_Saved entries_

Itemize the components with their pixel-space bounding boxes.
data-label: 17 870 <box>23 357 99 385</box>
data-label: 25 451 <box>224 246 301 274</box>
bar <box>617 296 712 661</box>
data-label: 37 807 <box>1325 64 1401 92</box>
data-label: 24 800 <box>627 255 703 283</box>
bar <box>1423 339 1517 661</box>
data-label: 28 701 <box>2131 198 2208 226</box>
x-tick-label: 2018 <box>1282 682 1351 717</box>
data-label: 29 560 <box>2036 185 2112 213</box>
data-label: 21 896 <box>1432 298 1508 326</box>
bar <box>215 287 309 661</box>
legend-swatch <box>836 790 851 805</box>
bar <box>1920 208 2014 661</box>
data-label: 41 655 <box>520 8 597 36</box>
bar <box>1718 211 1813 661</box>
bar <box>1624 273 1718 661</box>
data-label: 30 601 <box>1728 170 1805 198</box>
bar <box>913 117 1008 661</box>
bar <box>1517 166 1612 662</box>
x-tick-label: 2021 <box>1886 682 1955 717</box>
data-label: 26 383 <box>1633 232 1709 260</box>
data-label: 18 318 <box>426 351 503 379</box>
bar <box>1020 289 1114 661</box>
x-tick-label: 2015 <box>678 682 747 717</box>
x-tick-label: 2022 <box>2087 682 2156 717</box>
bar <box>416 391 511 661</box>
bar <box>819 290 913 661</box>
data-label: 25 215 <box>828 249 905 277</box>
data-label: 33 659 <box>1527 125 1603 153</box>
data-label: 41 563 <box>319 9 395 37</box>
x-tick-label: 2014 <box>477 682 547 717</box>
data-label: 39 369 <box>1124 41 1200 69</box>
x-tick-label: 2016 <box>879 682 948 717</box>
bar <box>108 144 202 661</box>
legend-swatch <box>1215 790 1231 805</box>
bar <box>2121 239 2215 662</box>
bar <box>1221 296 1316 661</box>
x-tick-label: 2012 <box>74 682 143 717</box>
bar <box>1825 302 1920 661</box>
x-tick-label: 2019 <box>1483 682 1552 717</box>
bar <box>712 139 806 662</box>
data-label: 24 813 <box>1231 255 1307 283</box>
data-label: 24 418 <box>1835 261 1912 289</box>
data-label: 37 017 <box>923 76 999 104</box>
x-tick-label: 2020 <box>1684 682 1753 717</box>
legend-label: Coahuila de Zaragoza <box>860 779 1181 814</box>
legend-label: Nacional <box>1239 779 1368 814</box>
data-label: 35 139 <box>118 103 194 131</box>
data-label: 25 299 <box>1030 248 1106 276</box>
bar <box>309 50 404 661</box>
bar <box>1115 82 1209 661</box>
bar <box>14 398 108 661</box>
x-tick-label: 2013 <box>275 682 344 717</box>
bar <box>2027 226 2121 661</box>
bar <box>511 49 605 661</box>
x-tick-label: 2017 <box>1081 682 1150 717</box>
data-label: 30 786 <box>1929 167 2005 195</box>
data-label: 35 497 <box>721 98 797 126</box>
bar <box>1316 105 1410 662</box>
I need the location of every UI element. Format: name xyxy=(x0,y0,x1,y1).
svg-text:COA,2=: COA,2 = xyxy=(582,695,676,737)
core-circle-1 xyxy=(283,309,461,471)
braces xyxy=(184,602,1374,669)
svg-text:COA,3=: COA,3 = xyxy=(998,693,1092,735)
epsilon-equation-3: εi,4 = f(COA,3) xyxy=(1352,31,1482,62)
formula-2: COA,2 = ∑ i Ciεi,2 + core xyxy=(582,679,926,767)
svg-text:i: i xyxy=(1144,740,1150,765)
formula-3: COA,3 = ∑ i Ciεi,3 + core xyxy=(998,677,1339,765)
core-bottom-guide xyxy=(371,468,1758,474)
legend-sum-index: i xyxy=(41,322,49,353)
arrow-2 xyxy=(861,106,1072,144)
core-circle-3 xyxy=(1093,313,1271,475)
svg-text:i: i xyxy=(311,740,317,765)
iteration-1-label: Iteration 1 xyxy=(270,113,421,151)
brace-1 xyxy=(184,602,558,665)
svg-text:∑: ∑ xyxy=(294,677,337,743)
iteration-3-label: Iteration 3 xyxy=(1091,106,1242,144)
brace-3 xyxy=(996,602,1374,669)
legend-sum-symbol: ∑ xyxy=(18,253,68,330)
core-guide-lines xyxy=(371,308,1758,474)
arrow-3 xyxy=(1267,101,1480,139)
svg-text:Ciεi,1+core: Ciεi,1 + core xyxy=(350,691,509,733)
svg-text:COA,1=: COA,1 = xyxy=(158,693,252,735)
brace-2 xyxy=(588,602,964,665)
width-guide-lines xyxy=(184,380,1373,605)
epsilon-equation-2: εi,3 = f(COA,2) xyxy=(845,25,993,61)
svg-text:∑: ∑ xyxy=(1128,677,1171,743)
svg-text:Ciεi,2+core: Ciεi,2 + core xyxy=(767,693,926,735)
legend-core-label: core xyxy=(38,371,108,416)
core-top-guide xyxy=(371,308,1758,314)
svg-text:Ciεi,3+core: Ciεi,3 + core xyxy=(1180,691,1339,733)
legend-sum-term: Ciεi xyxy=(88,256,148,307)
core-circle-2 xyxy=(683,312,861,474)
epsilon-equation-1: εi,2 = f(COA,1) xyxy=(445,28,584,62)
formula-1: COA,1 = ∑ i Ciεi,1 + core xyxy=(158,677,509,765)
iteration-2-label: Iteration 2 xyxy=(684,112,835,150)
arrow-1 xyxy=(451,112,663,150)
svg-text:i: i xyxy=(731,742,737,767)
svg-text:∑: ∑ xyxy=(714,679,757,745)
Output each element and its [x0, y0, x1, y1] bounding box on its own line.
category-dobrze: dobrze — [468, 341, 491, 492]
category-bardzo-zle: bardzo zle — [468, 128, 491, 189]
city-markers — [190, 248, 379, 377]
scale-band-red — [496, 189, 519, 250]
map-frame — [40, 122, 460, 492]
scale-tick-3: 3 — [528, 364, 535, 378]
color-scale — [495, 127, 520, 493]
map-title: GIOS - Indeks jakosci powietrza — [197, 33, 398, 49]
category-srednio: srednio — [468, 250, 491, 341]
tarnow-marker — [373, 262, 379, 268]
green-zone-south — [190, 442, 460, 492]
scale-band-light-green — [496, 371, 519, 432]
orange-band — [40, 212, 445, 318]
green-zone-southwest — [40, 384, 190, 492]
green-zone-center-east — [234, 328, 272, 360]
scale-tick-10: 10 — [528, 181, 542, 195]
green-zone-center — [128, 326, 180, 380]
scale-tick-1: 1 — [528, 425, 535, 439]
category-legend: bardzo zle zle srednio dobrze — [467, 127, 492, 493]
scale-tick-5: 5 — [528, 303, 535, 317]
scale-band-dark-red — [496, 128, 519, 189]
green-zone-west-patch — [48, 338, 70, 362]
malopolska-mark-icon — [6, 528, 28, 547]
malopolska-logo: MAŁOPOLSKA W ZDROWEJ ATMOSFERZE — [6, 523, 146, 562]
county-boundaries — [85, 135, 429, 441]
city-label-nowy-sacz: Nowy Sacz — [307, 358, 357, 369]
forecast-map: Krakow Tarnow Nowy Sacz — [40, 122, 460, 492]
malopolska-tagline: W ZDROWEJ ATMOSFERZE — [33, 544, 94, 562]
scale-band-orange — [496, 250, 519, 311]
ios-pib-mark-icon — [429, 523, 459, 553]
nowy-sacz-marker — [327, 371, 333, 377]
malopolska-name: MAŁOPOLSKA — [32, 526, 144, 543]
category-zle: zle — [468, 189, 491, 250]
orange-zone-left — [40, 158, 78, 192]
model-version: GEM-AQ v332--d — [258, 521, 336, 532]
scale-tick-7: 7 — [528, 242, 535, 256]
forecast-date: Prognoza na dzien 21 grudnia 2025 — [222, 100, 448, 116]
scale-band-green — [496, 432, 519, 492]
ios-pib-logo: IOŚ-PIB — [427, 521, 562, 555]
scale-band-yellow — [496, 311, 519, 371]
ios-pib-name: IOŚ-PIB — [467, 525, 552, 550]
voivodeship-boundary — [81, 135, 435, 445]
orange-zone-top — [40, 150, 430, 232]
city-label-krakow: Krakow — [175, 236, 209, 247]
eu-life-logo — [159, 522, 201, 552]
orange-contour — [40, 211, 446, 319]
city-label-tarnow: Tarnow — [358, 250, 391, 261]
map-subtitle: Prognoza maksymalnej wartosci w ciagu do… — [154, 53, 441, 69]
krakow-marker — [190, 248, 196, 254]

_WHAT IS ASKED_
Copy out everything from the start of the material down to the line containing "data-label: 28 701", both ends included, with every line unchanged.

_WRITTEN ANSWER_
Itemize the components with their pixel-space bounding boxes.
data-label: 17 870 <box>23 357 99 385</box>
data-label: 25 451 <box>224 246 301 274</box>
bar <box>617 296 712 661</box>
data-label: 37 807 <box>1325 64 1401 92</box>
data-label: 24 800 <box>627 255 703 283</box>
bar <box>1423 339 1517 661</box>
data-label: 28 701 <box>2131 198 2208 226</box>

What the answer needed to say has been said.